--- Start RAW RECORDS ---
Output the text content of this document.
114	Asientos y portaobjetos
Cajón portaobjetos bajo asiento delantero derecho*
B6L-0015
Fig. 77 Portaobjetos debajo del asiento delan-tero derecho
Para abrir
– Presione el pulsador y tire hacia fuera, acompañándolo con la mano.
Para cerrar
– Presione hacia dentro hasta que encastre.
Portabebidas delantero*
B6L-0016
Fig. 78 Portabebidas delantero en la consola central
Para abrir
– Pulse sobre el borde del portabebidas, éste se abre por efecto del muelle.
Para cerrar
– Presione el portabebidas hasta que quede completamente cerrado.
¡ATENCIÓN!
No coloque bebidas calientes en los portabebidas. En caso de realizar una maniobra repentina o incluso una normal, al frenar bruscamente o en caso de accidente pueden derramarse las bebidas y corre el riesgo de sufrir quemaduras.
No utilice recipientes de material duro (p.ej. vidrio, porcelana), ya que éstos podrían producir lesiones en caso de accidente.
--- End RAW RECORDS ---
--- Start RAW RECORDS ---
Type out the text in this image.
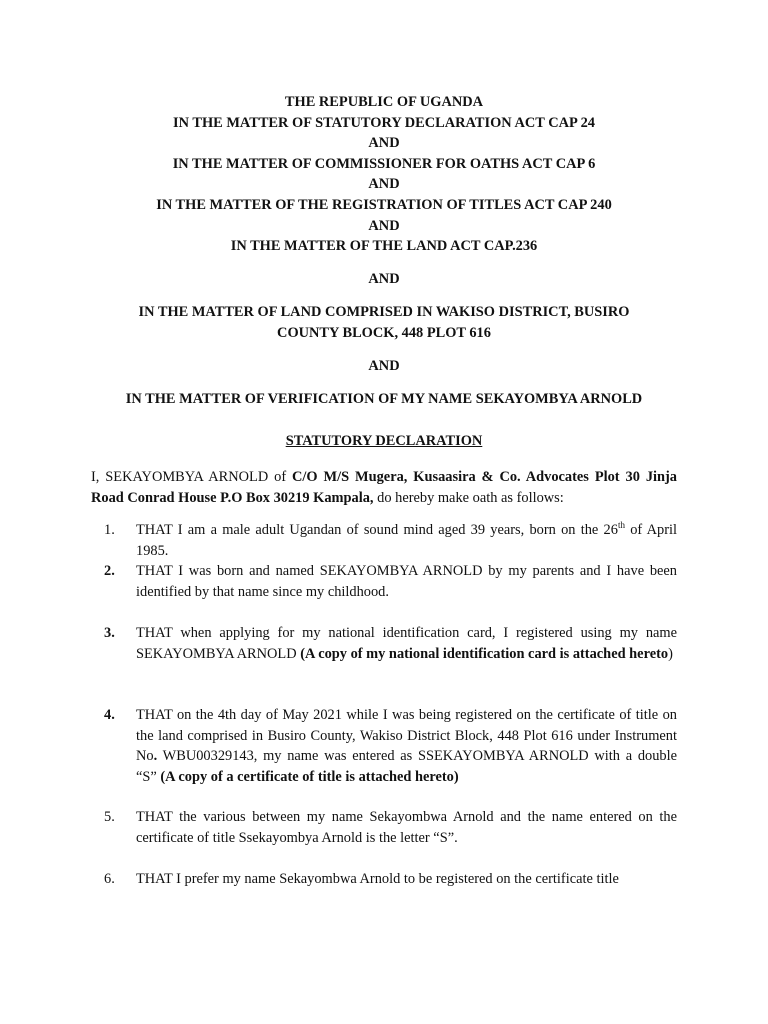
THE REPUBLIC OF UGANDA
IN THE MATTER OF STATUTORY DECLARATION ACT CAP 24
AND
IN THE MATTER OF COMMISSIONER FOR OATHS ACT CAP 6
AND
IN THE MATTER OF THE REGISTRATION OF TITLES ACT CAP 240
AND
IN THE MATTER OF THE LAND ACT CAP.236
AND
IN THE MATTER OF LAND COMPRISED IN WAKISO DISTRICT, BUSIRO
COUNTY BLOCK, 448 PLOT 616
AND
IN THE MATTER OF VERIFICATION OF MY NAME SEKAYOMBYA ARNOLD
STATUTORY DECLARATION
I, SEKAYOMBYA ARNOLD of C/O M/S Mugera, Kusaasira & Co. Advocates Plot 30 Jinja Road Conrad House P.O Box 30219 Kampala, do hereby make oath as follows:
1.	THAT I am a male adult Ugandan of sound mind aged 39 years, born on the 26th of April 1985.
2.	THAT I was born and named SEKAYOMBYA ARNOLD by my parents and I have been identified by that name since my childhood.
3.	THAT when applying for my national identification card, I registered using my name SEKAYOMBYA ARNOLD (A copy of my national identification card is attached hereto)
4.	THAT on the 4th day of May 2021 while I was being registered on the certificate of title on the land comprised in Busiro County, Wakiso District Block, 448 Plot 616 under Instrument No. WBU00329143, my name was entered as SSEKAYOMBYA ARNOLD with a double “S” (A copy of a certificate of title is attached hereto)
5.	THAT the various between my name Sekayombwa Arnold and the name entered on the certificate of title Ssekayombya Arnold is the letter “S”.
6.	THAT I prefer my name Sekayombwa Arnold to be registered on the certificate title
--- End RAW RECORDS ---
#### [EXERCISE AIM]
Give the number of lines in the entries that include the string "derecho", and nothing more.

#### [EXERCISE RESPONSE]
2